_SOURCE_
□ □ □ □ □

2.2. Shoreline Change

The change in a coastline is an important parameter that can have a natural or anthropogenic origin and indicates the pattern of accretion/erosion in conjunction with different processes, such as waves, tides, sea levels, and topographic shape [49]. The coastline represents the boundary between the sea and the landmass. Evaluating coastal erosion is essential for planning future management strategies, land use planning, and risk management [50]. Historical photographs and high-resolution satellite data were used to monitor coastline changes during a period of 34 years (from 1986 to 2020). Initially, orthomosaics were created for 1986 based on data acquired from official datasets (aerial photos) of the Agustín Codazzi Geographical Institute (IGAC). Two sets of airborne synthetic aperture radar images (synthetic-aperture radar SAR) were used, the first for 2009 and the second of 2015, being the most accurate public use datasets available for the terrain of Buenaventura (

Table 2. Images and products of the remote sensors used for coastline data extraction.

□ □ □ □ □

_SUPPLIED MATERIAL_
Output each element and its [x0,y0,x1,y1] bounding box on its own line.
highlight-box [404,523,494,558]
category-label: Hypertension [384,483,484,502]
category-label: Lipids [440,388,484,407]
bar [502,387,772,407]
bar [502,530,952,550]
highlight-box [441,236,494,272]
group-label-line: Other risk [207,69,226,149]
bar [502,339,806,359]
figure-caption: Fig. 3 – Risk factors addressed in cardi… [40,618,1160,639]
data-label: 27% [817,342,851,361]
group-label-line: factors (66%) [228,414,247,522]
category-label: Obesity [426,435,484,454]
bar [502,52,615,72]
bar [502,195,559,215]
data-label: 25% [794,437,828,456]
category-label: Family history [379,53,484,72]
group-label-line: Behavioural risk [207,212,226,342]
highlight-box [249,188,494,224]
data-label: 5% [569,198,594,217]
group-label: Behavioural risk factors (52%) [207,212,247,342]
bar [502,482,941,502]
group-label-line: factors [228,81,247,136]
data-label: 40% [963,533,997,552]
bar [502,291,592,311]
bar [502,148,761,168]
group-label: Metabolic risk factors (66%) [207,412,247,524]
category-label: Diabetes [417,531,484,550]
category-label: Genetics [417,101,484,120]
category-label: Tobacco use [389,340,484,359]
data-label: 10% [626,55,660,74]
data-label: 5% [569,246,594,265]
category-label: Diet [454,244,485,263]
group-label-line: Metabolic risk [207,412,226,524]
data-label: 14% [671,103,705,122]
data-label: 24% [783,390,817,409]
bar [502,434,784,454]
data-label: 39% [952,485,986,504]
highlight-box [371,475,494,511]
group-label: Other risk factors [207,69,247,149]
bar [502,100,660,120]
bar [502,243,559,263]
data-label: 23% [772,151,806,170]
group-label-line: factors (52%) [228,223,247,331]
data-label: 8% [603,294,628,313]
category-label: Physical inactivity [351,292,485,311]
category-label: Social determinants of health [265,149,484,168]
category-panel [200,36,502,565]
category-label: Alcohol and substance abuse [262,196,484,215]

□ □ □ □ □

_EXERCISE INSTRUCTIONS_
A – In the shoreline passage, how long was the period over which coastline changes were monitored?
B – Write out the listing from its first line up to and including the line with "figure-caption: Fig. 3".
The shoreline passage and the listing have no connection to each other.

_RESPONSES TO THE TASKS_
A – 34 years, from 1986 to 2020.

B –
Output each element and its [x0,y0,x1,y1] bounding box on its own line.
highlight-box [404,523,494,558]
category-label: Hypertension [384,483,484,502]
category-label: Lipids [440,388,484,407]
bar [502,387,772,407]
bar [502,530,952,550]
highlight-box [441,236,494,272]
group-label-line: Other risk [207,69,226,149]
bar [502,339,806,359]
figure-caption: Fig. 3 – Risk factors addressed in cardi… [40,618,1160,639]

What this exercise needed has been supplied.